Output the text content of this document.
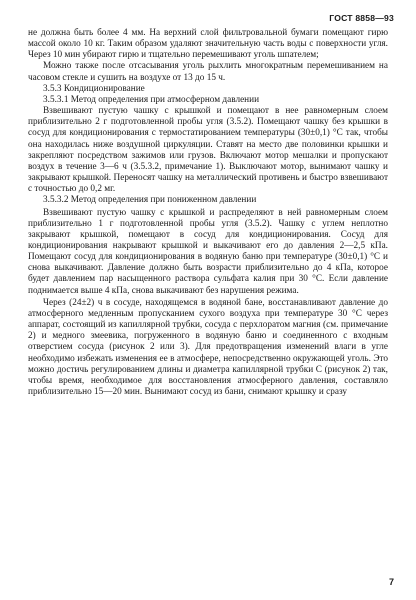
ГОСТ 8858—93

не должна быть более 4 мм. На верхний слой фильтровальной бумаги помещают гирю массой около 10 кг. Таким образом удаляют значительную часть воды с поверхности угля. Через 10 мин убирают гирю и тщательно перемешивают уголь шпателем;

Можно также после отсасывания уголь рыхлить многократным перемешиванием на часовом стекле и сушить на воздухе от 13 до 15 ч.

3.5.3 Кондиционирование

3.5.3.1 Метод определения при атмосферном давлении

Взвешивают пустую чашку с крышкой и помещают в нее равномерным слоем приблизительно 2 г подготовленной пробы угля (3.5.2). Помещают чашку без крышки в сосуд для кондиционирования с термостатированием температуры (30±0,1) °С так, чтобы она находилась ниже воздушной циркуляции. Ставят на место две половинки крышки и закрепляют посредством зажимов или грузов. Включают мотор мешалки и пропускают воздух в течение 3—6 ч (3.5.3.2, примечание 1). Выключают мотор, вынимают чашку и закрывают крышкой. Переносят чашку на металлический противень и быстро взвешивают с точностью до 0,2 мг.

3.5.3.2 Метод определения при пониженном давлении

Взвешивают пустую чашку с крышкой и распределяют в ней равномерным слоем приблизительно 1 г подготовленной пробы угля (3.5.2). Чашку с углем неплотно закрывают крышкой, помещают в сосуд для кондиционирования. Сосуд для кондиционирования накрывают крышкой и выкачивают его до давления 2—2,5 кПа. Помещают сосуд для кондиционирования в водяную баню при температуре (30±0,1) °С и снова выкачивают. Давление должно быть возрасти приблизительно до 4 кПа, которое будет давлением пар насыщенного раствора сульфата калия при 30 °С. Если давление поднимается выше 4 кПа, снова выкачивают без нарушения режима.

Через (24±2) ч в сосуде, находящемся в водяной бане, восстанавливают давление до атмосферного медленным пропусканием сухого воздуха при температуре 30 °С через аппарат, состоящий из капиллярной трубки, сосуда с перхлоратом магния (см. примечание 2) и медного змеевика, погруженного в водяную баню и соединенного с входным отверстием сосуда (рисунок 2 или 3). Для предотвращения изменений влаги в угле необходимо избежать изменения ее в атмосфере, непосредственно окружающей уголь. Это можно достичь регулированием длины и диаметра капиллярной трубки С (рисунок 2) так, чтобы время, необходимое для восстановления атмосферного давления, составляло приблизительно 15—20 мин. Вынимают сосуд из бани, снимают крышку и сразу

7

§ EXERCISE AIM: Scan the material and collect every line that contains "давлении".

§ EXPECTED ANSWER:
3.5.3.1 Метод определения при атмосферном давлении
3.5.3.2 Метод определения при пониженном давлении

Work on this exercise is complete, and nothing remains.